### DESCRIPTION OF THE TASK
Pull out each line of the data that includes the word "Srednja".

§ §

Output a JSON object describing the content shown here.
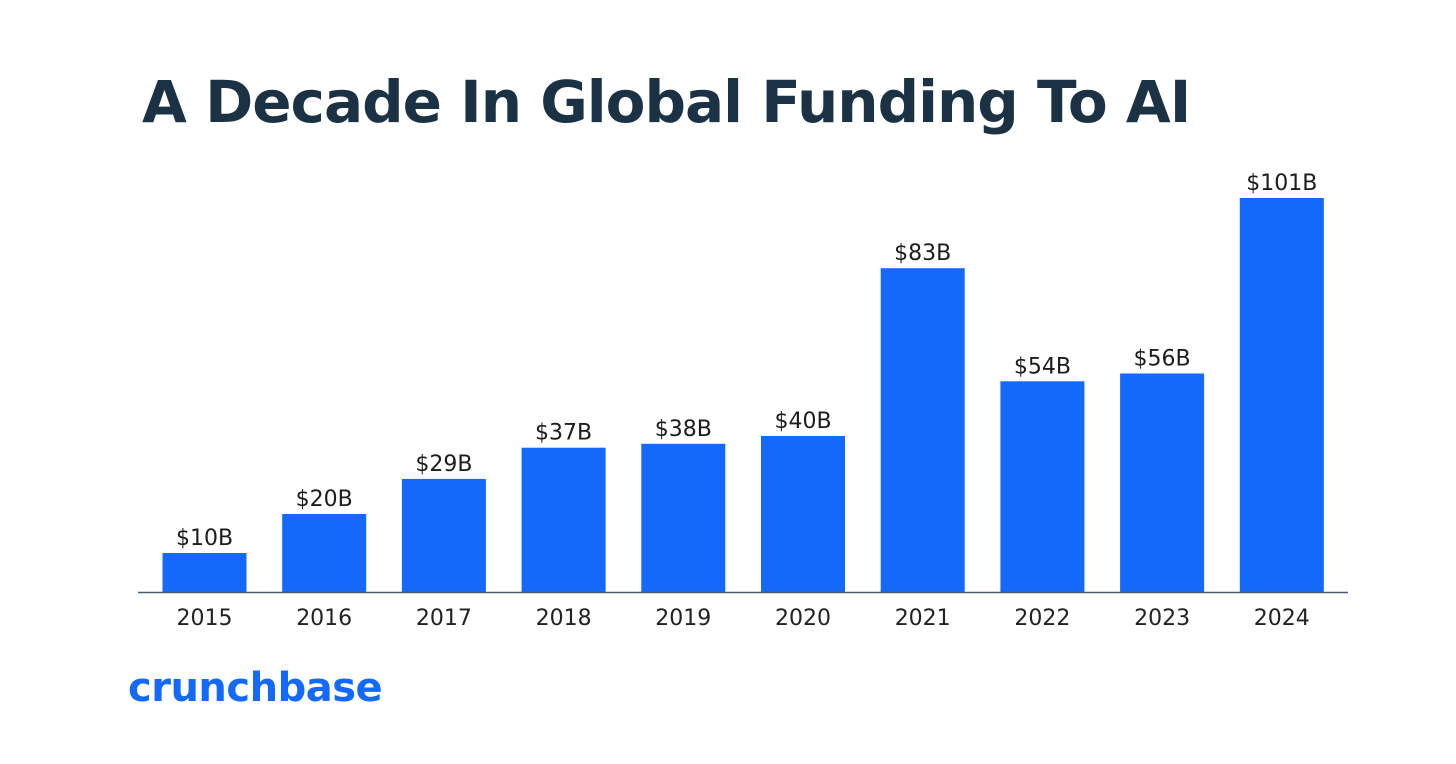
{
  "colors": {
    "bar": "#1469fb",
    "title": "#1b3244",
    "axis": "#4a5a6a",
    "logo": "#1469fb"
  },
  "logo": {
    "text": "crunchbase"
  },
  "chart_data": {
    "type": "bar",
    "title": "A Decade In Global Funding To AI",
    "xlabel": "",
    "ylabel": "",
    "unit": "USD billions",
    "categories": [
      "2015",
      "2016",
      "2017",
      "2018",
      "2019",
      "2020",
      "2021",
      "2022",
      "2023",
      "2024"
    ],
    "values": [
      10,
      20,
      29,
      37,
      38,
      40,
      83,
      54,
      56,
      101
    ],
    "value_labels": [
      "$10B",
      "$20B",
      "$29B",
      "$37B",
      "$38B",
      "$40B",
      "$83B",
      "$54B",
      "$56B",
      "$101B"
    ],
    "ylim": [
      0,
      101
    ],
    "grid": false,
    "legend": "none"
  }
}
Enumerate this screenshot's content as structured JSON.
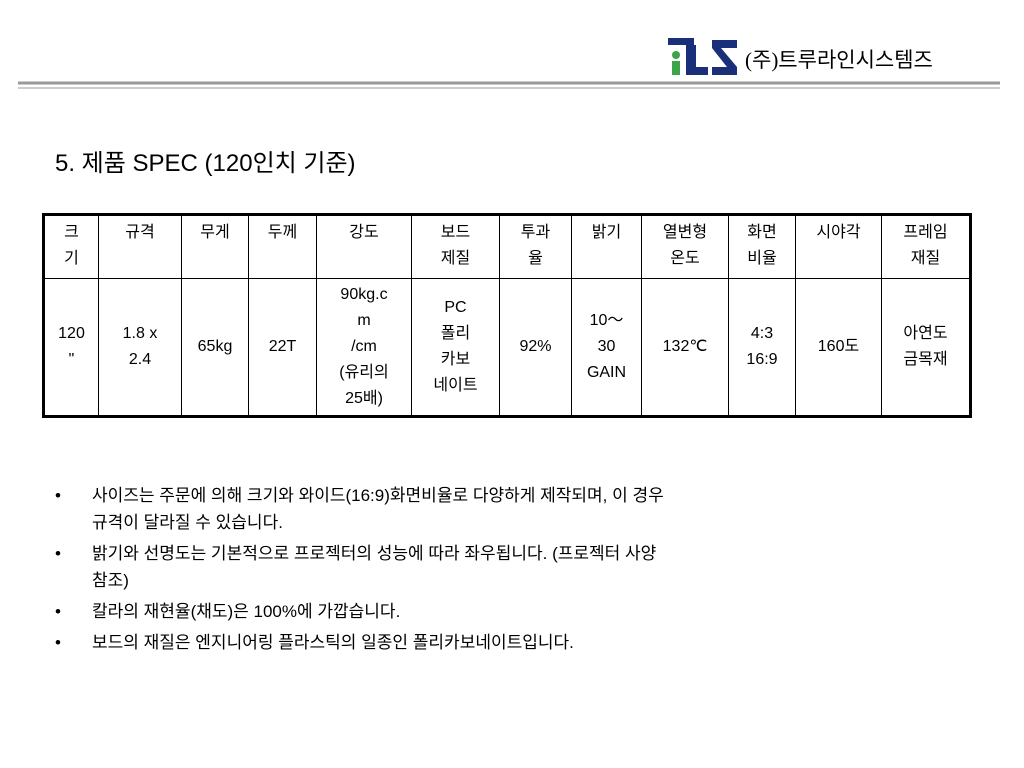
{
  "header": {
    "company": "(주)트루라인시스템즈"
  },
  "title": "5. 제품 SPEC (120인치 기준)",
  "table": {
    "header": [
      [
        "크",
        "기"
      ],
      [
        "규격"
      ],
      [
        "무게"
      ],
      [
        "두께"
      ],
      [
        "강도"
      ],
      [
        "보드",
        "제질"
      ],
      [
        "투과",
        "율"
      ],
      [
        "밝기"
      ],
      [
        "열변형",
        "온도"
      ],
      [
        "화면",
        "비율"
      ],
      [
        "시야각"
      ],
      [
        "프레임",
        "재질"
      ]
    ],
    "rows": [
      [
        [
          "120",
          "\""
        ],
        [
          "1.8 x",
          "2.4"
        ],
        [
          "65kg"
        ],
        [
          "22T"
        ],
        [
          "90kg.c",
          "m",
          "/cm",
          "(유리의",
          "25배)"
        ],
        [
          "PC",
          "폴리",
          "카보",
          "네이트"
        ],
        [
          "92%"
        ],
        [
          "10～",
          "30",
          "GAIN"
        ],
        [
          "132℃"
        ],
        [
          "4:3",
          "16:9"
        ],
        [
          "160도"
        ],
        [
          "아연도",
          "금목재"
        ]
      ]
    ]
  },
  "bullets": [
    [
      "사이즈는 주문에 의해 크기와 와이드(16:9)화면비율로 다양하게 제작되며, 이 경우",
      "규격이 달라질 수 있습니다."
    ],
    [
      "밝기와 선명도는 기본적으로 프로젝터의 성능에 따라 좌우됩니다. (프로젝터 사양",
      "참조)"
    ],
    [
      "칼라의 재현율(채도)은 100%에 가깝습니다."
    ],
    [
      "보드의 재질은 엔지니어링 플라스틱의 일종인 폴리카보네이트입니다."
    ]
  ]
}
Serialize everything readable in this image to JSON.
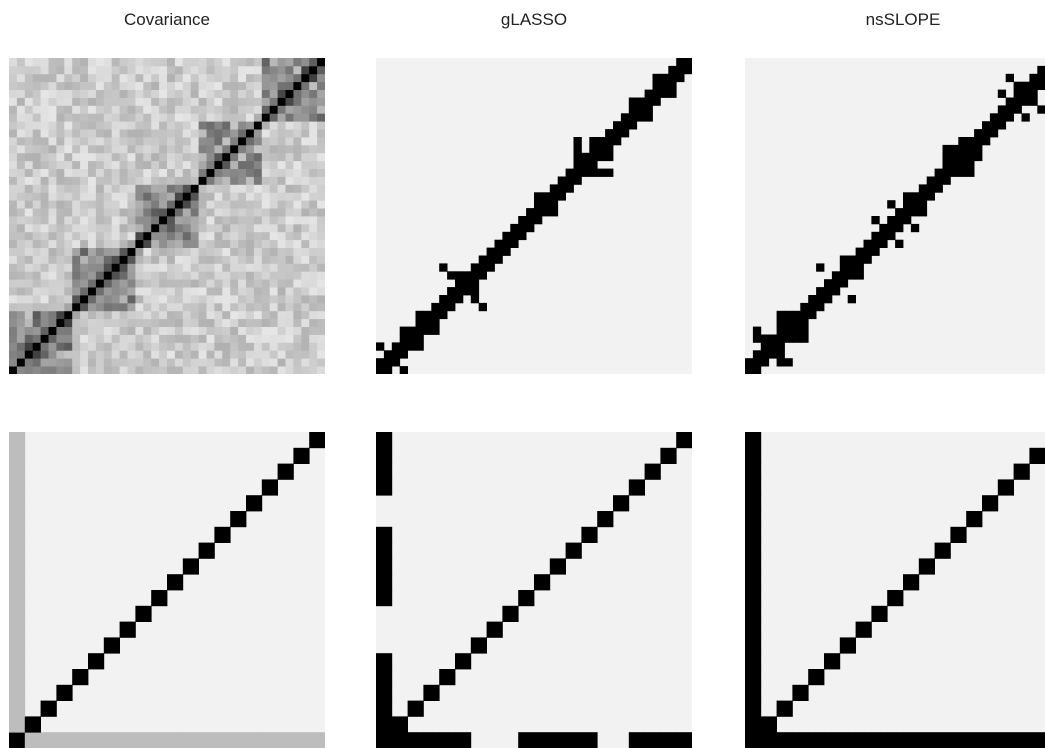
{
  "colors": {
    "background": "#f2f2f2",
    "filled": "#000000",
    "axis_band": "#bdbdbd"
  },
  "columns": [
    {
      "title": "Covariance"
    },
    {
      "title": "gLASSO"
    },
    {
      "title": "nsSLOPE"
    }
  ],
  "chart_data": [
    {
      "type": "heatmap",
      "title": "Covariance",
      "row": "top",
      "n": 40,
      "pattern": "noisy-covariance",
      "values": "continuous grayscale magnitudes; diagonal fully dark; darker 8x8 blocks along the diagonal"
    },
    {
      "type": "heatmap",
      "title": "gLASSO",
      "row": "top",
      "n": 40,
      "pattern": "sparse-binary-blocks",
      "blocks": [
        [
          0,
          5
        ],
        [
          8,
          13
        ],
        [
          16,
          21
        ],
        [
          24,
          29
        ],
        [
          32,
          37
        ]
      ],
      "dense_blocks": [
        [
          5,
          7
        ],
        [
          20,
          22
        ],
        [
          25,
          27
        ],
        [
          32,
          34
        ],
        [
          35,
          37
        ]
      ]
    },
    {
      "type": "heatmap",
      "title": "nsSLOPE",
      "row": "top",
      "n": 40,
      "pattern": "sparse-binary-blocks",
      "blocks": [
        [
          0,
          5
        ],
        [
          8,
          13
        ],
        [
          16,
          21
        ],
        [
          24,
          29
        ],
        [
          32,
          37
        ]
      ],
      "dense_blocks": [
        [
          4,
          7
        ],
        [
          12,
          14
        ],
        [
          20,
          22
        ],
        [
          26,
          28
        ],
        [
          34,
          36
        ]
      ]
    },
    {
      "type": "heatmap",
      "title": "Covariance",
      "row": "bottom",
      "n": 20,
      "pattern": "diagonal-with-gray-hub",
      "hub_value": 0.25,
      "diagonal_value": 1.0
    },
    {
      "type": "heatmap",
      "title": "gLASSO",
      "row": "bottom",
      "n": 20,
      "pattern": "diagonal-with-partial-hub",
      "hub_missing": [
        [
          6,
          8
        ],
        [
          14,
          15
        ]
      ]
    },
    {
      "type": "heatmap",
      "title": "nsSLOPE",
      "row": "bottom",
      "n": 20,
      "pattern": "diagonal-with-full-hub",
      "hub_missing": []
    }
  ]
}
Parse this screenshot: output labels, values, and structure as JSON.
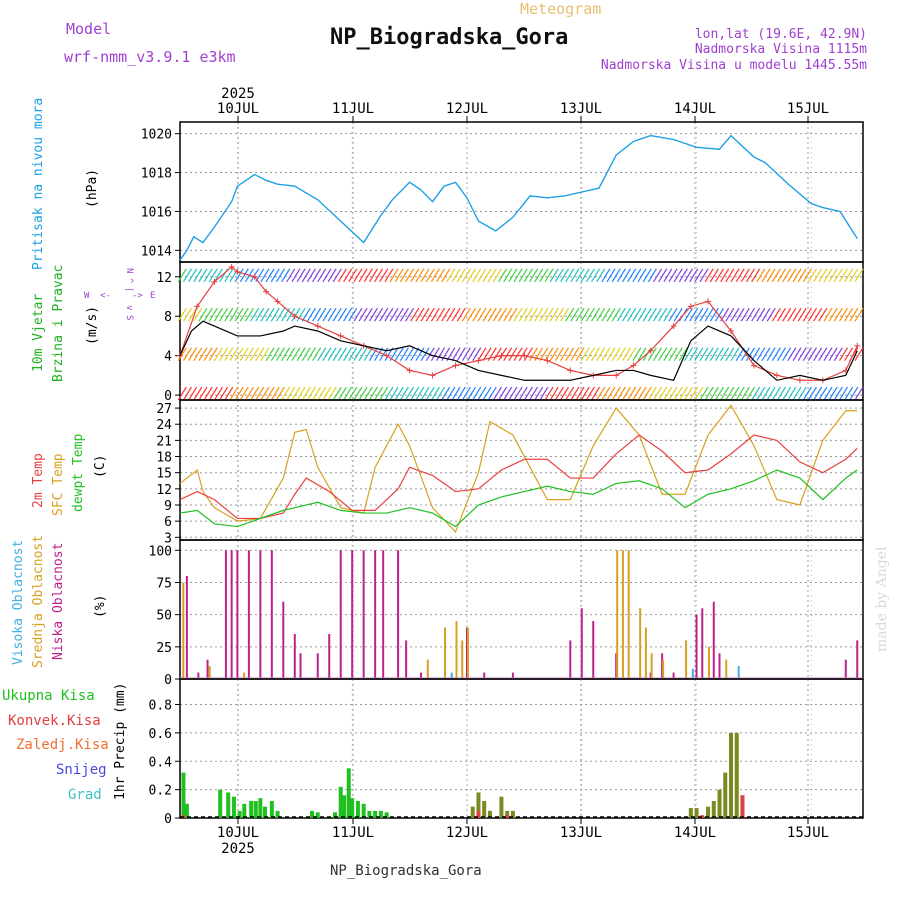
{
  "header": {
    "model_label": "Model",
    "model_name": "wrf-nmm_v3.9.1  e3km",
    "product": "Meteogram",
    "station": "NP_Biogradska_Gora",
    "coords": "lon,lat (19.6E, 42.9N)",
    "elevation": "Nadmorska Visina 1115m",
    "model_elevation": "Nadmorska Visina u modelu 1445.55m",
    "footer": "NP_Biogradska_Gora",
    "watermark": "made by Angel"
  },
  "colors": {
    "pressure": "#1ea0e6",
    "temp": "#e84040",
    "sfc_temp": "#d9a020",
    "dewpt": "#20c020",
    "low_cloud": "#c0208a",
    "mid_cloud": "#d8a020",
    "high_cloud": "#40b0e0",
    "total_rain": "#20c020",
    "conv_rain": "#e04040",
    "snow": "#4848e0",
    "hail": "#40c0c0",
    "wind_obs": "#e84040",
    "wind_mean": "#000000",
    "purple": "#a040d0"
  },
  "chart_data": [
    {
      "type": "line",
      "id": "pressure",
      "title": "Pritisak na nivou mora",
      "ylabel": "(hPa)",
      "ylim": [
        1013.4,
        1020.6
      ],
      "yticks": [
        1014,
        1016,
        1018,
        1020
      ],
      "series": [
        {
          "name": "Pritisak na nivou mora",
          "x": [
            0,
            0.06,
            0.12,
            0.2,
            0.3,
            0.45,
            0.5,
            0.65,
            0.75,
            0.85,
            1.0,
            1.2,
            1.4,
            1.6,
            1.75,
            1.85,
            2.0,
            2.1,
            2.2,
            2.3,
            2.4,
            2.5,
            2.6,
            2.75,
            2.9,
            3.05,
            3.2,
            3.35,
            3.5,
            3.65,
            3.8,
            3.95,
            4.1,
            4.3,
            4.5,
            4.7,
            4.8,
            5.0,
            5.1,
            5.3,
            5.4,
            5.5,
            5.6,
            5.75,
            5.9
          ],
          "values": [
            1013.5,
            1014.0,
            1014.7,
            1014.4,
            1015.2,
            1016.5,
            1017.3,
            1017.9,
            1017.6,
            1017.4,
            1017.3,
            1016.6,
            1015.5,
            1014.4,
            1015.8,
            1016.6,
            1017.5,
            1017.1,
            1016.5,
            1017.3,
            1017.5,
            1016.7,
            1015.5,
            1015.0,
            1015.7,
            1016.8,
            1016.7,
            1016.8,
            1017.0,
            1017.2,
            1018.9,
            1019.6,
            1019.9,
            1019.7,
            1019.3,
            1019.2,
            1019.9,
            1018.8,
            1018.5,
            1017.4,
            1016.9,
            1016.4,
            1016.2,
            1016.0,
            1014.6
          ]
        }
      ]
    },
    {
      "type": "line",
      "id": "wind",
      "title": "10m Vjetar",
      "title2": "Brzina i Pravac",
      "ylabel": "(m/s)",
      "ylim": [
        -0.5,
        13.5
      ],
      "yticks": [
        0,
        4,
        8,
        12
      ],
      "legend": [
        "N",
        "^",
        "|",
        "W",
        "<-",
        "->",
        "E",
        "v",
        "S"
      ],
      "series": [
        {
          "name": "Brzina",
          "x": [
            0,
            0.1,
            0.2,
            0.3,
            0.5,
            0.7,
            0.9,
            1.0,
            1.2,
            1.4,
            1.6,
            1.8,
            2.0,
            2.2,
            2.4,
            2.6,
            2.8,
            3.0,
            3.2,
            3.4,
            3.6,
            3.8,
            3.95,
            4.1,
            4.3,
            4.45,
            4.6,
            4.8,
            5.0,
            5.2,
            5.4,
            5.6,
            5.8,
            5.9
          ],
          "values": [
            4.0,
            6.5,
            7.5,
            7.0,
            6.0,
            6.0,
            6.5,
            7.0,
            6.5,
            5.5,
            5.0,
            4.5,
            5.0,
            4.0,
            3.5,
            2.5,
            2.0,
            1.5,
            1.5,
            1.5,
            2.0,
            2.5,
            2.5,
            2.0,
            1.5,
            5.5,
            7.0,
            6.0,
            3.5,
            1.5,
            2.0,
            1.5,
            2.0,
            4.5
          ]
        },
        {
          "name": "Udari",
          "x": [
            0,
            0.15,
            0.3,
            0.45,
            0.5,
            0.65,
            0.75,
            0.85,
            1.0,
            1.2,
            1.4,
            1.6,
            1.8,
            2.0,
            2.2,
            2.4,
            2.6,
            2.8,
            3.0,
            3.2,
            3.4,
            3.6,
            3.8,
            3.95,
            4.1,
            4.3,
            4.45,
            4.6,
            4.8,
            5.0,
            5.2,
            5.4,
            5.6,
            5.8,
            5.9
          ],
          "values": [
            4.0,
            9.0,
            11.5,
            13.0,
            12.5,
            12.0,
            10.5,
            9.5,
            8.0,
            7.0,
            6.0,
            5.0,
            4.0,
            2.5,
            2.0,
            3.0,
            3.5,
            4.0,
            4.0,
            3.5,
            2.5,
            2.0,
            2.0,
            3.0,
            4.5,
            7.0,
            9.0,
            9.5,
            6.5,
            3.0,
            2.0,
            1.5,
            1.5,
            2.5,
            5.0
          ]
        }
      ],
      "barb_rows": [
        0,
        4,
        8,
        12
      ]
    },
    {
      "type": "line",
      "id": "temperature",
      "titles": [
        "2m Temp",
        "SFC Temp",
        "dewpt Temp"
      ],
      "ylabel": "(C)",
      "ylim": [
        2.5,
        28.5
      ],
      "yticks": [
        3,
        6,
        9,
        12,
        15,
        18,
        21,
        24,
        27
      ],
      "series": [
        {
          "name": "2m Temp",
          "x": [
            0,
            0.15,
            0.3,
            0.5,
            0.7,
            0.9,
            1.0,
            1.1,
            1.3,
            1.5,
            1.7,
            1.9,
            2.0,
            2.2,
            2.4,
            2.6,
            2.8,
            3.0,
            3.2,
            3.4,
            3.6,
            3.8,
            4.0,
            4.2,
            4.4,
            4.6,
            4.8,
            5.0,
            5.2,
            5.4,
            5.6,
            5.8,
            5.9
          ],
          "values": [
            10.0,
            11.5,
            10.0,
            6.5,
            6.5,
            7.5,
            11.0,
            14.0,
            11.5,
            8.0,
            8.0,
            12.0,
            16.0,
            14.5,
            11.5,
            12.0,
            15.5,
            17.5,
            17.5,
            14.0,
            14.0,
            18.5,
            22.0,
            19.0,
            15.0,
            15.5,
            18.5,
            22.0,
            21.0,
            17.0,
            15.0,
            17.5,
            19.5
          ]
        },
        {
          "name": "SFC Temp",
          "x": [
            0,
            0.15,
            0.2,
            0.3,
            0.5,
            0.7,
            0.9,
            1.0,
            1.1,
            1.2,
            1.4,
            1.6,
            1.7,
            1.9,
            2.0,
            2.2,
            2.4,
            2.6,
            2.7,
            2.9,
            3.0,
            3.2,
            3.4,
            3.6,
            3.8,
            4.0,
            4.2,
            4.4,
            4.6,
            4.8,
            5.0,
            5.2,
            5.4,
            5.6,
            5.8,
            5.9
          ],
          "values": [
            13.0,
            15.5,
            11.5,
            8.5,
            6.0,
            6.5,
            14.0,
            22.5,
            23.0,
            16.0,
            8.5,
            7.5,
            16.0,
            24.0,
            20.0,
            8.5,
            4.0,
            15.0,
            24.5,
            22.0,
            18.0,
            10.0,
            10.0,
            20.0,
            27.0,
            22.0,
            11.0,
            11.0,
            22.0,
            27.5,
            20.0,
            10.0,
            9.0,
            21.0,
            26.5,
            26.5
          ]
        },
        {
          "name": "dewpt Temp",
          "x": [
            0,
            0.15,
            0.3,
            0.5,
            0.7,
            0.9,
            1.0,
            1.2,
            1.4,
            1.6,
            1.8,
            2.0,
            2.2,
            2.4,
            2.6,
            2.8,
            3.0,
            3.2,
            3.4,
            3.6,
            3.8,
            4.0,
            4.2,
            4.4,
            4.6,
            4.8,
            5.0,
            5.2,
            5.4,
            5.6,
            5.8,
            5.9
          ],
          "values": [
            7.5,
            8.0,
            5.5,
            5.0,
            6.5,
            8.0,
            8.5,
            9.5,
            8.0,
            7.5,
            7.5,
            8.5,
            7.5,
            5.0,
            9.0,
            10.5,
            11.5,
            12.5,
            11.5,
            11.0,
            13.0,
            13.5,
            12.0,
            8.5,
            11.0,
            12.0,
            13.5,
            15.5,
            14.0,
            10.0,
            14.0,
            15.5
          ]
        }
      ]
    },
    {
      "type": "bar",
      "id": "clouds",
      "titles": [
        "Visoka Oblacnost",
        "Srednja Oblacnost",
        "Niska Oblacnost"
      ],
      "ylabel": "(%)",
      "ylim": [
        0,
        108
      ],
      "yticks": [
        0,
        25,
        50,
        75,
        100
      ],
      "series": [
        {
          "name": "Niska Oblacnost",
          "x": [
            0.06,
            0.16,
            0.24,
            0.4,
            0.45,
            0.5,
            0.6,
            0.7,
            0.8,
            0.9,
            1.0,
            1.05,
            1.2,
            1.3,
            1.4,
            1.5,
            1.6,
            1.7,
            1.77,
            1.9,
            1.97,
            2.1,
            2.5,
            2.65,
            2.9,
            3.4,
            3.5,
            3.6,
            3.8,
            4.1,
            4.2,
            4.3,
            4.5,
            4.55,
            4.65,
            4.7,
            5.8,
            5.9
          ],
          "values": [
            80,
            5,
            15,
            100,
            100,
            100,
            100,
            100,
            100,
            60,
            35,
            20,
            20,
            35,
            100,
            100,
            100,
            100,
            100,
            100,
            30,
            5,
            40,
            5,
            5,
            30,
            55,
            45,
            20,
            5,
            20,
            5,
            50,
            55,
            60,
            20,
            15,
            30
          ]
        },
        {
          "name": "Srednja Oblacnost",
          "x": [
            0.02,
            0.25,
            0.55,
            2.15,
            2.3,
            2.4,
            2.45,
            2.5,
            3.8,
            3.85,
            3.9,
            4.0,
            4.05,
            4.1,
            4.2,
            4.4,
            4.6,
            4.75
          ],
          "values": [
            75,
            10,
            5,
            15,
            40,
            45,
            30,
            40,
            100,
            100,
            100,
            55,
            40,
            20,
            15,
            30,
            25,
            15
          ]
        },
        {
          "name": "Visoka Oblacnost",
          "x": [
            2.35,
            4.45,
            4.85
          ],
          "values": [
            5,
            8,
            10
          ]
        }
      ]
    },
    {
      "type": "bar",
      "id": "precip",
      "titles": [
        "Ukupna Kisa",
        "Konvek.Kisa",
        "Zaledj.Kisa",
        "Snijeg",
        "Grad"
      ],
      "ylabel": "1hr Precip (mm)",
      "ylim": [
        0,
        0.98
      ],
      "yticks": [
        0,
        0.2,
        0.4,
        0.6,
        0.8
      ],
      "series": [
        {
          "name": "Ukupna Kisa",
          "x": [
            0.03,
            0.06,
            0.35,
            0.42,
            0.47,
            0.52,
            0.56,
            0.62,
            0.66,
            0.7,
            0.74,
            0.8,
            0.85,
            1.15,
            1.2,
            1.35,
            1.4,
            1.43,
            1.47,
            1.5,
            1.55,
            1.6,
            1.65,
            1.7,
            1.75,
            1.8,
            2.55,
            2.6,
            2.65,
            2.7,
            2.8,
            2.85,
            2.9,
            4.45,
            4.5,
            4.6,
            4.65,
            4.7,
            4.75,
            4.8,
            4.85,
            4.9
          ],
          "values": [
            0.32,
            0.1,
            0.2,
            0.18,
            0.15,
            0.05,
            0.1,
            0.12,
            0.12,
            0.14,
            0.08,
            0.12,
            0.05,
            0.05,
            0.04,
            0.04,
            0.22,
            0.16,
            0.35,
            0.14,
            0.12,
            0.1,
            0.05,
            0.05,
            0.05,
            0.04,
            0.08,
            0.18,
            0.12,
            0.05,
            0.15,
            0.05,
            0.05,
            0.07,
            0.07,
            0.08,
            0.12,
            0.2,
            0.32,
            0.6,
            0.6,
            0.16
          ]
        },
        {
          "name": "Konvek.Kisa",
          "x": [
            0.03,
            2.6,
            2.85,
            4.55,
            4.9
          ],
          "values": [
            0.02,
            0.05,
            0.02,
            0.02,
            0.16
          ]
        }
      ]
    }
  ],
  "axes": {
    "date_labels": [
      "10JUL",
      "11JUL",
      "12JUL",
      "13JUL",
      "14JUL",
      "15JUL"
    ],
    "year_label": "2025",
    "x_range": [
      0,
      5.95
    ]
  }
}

§ §

### EXPECTED OUTPUT
        "Srednja Oblacnost",
          "name": "Srednja Oblacnost",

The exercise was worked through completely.